# Directions:
Reproduce all of the data exactly.

---------------

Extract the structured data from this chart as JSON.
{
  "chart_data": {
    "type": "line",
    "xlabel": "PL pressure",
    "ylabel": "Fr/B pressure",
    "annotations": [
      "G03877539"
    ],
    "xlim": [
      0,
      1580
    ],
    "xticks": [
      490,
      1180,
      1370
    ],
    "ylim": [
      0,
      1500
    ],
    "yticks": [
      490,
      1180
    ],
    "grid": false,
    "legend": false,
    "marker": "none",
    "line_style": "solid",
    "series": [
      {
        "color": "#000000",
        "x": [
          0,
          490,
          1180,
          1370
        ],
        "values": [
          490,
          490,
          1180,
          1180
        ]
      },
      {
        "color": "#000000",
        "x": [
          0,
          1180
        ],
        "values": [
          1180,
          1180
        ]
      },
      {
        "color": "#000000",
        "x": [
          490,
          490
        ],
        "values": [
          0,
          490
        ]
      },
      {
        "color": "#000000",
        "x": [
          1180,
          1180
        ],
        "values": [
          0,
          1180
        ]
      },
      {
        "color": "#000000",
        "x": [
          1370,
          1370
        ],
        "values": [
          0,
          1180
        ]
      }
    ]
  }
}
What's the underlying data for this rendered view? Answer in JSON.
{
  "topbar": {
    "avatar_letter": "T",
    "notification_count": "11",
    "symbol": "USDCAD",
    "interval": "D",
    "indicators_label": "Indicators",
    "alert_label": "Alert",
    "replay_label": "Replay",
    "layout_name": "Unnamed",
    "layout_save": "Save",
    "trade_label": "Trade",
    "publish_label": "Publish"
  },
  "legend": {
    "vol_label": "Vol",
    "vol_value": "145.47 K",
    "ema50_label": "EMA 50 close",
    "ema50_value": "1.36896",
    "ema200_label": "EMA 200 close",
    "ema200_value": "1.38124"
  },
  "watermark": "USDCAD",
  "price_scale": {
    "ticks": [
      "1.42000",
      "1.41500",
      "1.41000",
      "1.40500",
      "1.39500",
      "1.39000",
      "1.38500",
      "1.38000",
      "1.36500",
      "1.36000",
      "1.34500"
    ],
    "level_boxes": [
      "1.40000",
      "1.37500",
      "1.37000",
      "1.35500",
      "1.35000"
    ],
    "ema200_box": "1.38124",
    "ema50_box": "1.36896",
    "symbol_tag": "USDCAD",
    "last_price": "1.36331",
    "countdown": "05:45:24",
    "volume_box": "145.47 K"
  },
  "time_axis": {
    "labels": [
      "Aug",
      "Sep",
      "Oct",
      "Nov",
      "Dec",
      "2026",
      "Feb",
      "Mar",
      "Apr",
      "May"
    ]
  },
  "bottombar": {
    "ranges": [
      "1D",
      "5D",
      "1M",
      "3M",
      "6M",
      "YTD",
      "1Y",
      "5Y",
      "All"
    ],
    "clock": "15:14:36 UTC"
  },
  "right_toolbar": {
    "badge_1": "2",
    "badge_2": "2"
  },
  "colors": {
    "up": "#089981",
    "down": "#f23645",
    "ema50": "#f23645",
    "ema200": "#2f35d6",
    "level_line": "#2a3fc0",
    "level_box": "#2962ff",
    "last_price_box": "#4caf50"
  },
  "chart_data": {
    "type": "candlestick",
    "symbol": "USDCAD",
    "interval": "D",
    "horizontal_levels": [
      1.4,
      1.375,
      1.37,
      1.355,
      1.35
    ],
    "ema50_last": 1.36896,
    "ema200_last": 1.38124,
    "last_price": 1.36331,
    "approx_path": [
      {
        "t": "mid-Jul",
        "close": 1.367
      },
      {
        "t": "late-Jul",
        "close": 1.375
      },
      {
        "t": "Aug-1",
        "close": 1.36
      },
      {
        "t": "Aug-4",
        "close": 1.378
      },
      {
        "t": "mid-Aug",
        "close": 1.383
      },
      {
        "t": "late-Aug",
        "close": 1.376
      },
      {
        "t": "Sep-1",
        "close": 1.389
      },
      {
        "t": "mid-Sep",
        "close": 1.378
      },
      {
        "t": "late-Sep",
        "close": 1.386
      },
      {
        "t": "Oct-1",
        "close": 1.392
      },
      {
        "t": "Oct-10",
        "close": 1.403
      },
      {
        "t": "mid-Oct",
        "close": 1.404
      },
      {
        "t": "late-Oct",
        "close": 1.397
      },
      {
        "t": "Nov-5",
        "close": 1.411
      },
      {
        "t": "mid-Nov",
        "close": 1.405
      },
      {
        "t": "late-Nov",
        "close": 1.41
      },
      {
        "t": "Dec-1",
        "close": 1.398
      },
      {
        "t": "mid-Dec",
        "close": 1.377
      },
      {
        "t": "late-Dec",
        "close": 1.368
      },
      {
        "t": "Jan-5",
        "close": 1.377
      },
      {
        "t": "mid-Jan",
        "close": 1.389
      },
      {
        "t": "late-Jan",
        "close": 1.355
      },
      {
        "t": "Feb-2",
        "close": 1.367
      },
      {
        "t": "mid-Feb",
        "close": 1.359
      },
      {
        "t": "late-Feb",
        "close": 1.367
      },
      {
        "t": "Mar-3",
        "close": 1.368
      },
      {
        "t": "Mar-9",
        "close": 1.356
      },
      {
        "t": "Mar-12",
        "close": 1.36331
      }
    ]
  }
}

---------------

# Correct output:
Extract the structured data from this chart as JSON.
{
  "chart_data": {
    "type": "line",
    "xlabel": "PL pressure",
    "ylabel": "Fr/B pressure",
    "annotations": [
      "G03877539"
    ],
    "xlim": [
      0,
      1580
    ],
    "xticks": [
      490,
      1180,
      1370
    ],
    "ylim": [
      0,
      1500
    ],
    "yticks": [
      490,
      1180
    ],
    "grid": false,
    "legend": false,
    "marker": "none",
    "line_style": "solid",
    "series": [
      {
        "color": "#000000",
        "x": [
          0,
          490,
          1180,
          1370
        ],
        "values": [
          490,
          490,
          1180,
          1180
        ]
      },
      {
        "color": "#000000",
        "x": [
          0,
          1180
        ],
        "values": [
          1180,
          1180
        ]
      },
      {
        "color": "#000000",
        "x": [
          490,
          490
        ],
        "values": [
          0,
          490
        ]
      },
      {
        "color": "#000000",
        "x": [
          1180,
          1180
        ],
        "values": [
          0,
          1180
        ]
      },
      {
        "color": "#000000",
        "x": [
          1370,
          1370
        ],
        "values": [
          0,
          1180
        ]
      }
    ]
  }
}
What's the underlying data for this rendered view? Answer in JSON.
{
  "topbar": {
    "avatar_letter": "T",
    "notification_count": "11",
    "symbol": "USDCAD",
    "interval": "D",
    "indicators_label": "Indicators",
    "alert_label": "Alert",
    "replay_label": "Replay",
    "layout_name": "Unnamed",
    "layout_save": "Save",
    "trade_label": "Trade",
    "publish_label": "Publish"
  },
  "legend": {
    "vol_label": "Vol",
    "vol_value": "145.47 K",
    "ema50_label": "EMA 50 close",
    "ema50_value": "1.36896",
    "ema200_label": "EMA 200 close",
    "ema200_value": "1.38124"
  },
  "watermark": "USDCAD",
  "price_scale": {
    "ticks": [
      "1.42000",
      "1.41500",
      "1.41000",
      "1.40500",
      "1.39500",
      "1.39000",
      "1.38500",
      "1.38000",
      "1.36500",
      "1.36000",
      "1.34500"
    ],
    "level_boxes": [
      "1.40000",
      "1.37500",
      "1.37000",
      "1.35500",
      "1.35000"
    ],
    "ema200_box": "1.38124",
    "ema50_box": "1.36896",
    "symbol_tag": "USDCAD",
    "last_price": "1.36331",
    "countdown": "05:45:24",
    "volume_box": "145.47 K"
  },
  "time_axis": {
    "labels": [
      "Aug",
      "Sep",
      "Oct",
      "Nov",
      "Dec",
      "2026",
      "Feb",
      "Mar",
      "Apr",
      "May"
    ]
  },
  "bottombar": {
    "ranges": [
      "1D",
      "5D",
      "1M",
      "3M",
      "6M",
      "YTD",
      "1Y",
      "5Y",
      "All"
    ],
    "clock": "15:14:36 UTC"
  },
  "right_toolbar": {
    "badge_1": "2",
    "badge_2": "2"
  },
  "colors": {
    "up": "#089981",
    "down": "#f23645",
    "ema50": "#f23645",
    "ema200": "#2f35d6",
    "level_line": "#2a3fc0",
    "level_box": "#2962ff",
    "last_price_box": "#4caf50"
  },
  "chart_data": {
    "type": "candlestick",
    "symbol": "USDCAD",
    "interval": "D",
    "horizontal_levels": [
      1.4,
      1.375,
      1.37,
      1.355,
      1.35
    ],
    "ema50_last": 1.36896,
    "ema200_last": 1.38124,
    "last_price": 1.36331,
    "approx_path": [
      {
        "t": "mid-Jul",
        "close": 1.367
      },
      {
        "t": "late-Jul",
        "close": 1.375
      },
      {
        "t": "Aug-1",
        "close": 1.36
      },
      {
        "t": "Aug-4",
        "close": 1.378
      },
      {
        "t": "mid-Aug",
        "close": 1.383
      },
      {
        "t": "late-Aug",
        "close": 1.376
      },
      {
        "t": "Sep-1",
        "close": 1.389
      },
      {
        "t": "mid-Sep",
        "close": 1.378
      },
      {
        "t": "late-Sep",
        "close": 1.386
      },
      {
        "t": "Oct-1",
        "close": 1.392
      },
      {
        "t": "Oct-10",
        "close": 1.403
      },
      {
        "t": "mid-Oct",
        "close": 1.404
      },
      {
        "t": "late-Oct",
        "close": 1.397
      },
      {
        "t": "Nov-5",
        "close": 1.411
      },
      {
        "t": "mid-Nov",
        "close": 1.405
      },
      {
        "t": "late-Nov",
        "close": 1.41
      },
      {
        "t": "Dec-1",
        "close": 1.398
      },
      {
        "t": "mid-Dec",
        "close": 1.377
      },
      {
        "t": "late-Dec",
        "close": 1.368
      },
      {
        "t": "Jan-5",
        "close": 1.377
      },
      {
        "t": "mid-Jan",
        "close": 1.389
      },
      {
        "t": "late-Jan",
        "close": 1.355
      },
      {
        "t": "Feb-2",
        "close": 1.367
      },
      {
        "t": "mid-Feb",
        "close": 1.359
      },
      {
        "t": "late-Feb",
        "close": 1.367
      },
      {
        "t": "Mar-3",
        "close": 1.368
      },
      {
        "t": "Mar-9",
        "close": 1.356
      },
      {
        "t": "Mar-12",
        "close": 1.36331
      }
    ]
  }
}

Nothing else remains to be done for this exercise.